** Start Exercise materials **
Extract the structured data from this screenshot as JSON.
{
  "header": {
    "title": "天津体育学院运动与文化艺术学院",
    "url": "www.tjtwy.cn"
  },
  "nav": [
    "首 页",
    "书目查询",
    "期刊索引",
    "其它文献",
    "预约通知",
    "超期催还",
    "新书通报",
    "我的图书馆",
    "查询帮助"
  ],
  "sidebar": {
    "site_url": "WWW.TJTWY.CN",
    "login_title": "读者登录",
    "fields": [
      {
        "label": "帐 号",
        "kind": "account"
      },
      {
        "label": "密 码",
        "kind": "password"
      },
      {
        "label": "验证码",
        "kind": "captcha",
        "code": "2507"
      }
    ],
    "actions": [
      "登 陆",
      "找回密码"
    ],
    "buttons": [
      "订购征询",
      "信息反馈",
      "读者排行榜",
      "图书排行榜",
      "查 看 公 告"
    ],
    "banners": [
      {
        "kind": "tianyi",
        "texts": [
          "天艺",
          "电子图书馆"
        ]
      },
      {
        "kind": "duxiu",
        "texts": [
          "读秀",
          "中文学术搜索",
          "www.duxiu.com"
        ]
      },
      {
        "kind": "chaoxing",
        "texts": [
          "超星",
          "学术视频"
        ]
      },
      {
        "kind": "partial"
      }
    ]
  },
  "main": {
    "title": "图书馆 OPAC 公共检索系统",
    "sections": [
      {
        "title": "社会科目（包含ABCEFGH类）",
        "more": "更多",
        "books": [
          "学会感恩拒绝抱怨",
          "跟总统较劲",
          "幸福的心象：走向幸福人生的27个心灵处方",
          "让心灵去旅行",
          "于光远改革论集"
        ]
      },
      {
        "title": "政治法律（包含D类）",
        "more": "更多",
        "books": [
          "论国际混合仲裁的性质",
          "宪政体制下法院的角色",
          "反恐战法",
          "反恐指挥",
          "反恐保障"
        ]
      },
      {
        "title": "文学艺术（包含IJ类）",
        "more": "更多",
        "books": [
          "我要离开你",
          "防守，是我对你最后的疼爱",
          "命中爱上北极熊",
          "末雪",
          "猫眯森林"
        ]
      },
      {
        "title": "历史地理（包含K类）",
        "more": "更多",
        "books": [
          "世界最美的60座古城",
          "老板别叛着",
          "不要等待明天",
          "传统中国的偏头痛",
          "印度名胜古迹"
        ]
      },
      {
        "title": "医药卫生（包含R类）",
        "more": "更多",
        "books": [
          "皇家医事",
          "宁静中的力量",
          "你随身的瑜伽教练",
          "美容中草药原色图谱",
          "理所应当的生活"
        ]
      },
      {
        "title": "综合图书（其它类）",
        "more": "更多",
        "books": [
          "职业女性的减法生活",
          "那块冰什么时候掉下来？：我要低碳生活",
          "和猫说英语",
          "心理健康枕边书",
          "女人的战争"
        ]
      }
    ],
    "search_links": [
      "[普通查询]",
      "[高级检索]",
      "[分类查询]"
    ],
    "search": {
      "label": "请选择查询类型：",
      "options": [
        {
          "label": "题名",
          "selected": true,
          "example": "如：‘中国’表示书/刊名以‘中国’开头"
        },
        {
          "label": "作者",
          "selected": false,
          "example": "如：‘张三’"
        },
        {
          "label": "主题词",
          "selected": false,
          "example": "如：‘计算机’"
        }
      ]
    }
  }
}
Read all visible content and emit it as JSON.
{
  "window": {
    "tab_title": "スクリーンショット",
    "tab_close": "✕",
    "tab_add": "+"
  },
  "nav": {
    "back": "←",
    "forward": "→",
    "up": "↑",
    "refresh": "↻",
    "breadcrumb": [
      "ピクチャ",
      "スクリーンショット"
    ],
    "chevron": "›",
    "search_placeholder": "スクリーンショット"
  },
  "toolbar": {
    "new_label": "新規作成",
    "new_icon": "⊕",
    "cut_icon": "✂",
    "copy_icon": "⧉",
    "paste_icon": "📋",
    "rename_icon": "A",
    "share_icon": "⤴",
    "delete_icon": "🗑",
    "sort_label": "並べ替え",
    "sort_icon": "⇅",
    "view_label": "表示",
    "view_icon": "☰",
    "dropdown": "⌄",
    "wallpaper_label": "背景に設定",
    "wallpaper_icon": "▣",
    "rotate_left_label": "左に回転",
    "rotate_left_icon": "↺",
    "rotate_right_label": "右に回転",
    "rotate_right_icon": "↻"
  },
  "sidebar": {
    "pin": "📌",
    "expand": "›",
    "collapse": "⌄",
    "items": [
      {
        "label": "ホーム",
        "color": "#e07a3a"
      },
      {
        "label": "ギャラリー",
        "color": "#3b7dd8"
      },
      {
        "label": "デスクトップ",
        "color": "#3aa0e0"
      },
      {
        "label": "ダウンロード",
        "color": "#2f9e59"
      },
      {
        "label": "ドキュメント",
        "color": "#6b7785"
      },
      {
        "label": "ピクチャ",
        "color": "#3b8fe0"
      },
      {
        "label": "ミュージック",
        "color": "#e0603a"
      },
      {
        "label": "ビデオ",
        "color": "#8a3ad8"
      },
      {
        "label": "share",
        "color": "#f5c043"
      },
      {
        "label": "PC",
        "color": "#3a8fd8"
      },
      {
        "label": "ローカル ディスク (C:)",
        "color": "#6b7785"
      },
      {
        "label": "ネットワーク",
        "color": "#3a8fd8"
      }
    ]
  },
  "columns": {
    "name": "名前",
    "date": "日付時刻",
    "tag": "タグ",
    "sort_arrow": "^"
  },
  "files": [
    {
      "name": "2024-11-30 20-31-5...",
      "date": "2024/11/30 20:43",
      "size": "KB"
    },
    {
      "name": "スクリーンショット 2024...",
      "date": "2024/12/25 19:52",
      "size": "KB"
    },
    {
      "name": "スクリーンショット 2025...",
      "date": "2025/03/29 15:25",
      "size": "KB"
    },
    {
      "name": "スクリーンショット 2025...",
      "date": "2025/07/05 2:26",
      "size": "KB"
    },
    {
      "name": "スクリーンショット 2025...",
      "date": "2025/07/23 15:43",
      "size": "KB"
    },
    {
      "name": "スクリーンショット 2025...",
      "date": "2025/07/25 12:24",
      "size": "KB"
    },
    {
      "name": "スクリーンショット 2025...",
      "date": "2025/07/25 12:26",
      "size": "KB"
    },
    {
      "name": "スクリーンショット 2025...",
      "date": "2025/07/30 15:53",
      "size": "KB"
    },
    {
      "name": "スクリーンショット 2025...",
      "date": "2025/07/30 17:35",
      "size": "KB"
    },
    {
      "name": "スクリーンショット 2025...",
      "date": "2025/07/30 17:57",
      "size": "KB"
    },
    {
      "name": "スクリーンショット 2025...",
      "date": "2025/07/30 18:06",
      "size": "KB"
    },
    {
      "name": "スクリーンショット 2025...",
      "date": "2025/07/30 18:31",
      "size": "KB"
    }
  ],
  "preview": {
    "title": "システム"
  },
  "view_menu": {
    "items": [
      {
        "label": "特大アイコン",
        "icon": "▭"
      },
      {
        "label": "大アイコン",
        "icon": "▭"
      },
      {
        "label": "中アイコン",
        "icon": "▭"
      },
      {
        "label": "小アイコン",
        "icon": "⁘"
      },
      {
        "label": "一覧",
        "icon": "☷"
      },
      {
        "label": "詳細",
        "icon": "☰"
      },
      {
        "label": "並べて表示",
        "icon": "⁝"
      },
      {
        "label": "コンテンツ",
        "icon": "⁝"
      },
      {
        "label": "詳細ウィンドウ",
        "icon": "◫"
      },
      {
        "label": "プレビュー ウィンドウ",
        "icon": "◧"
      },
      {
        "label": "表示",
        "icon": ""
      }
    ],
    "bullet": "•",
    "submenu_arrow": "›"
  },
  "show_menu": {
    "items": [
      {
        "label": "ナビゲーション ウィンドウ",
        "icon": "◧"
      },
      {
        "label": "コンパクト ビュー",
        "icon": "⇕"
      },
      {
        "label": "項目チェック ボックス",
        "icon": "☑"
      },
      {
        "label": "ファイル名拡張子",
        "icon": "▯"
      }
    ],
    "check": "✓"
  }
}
** End Exercise materials **
:: Exercise directions ::
Copy each line of the records containing the string "example".

:: Exercise output ::
          "example": "如：‘中国’表示书/刊名以‘中国’开头"
          "example": "如：‘张三’"
          "example": "如：‘计算机’"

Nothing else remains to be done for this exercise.